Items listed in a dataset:
# # # # #
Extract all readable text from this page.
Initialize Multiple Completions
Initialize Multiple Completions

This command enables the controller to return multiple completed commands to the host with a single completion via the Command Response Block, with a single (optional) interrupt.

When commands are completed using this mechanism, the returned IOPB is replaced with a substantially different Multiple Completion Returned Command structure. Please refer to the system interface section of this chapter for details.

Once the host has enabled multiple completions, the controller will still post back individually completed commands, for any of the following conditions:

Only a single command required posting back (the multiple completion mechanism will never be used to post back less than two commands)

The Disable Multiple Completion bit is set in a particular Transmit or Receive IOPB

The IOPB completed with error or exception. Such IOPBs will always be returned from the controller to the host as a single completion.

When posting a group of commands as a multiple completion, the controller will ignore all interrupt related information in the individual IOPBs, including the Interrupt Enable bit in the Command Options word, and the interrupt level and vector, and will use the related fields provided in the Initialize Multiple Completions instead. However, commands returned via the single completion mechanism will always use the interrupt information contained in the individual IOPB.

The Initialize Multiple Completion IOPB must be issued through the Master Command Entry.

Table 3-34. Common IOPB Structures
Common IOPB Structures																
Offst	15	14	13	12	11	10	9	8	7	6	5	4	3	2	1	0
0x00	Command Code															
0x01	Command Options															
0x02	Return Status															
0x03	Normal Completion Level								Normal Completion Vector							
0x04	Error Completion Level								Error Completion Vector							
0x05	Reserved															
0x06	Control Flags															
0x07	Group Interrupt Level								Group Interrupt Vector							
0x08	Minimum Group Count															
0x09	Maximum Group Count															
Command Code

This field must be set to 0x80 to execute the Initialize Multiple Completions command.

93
# # # # #
--- What you should do ---
Produce an exact copy of the whole listing.

--- Written answer ---
Extract all readable text from this page.
Initialize Multiple Completions
Initialize Multiple Completions

This command enables the controller to return multiple completed commands to the host with a single completion via the Command Response Block, with a single (optional) interrupt.

When commands are completed using this mechanism, the returned IOPB is replaced with a substantially different Multiple Completion Returned Command structure. Please refer to the system interface section of this chapter for details.

Once the host has enabled multiple completions, the controller will still post back individually completed commands, for any of the following conditions:

Only a single command required posting back (the multiple completion mechanism will never be used to post back less than two commands)

The Disable Multiple Completion bit is set in a particular Transmit or Receive IOPB

The IOPB completed with error or exception. Such IOPBs will always be returned from the controller to the host as a single completion.

When posting a group of commands as a multiple completion, the controller will ignore all interrupt related information in the individual IOPBs, including the Interrupt Enable bit in the Command Options word, and the interrupt level and vector, and will use the related fields provided in the Initialize Multiple Completions instead. However, commands returned via the single completion mechanism will always use the interrupt information contained in the individual IOPB.

The Initialize Multiple Completion IOPB must be issued through the Master Command Entry.

Table 3-34. Common IOPB Structures
Common IOPB Structures																
Offst	15	14	13	12	11	10	9	8	7	6	5	4	3	2	1	0
0x00	Command Code															
0x01	Command Options															
0x02	Return Status															
0x03	Normal Completion Level								Normal Completion Vector							
0x04	Error Completion Level								Error Completion Vector							
0x05	Reserved															
0x06	Control Flags															
0x07	Group Interrupt Level								Group Interrupt Vector							
0x08	Minimum Group Count															
0x09	Maximum Group Count															
Command Code

This field must be set to 0x80 to execute the Initialize Multiple Completions command.

93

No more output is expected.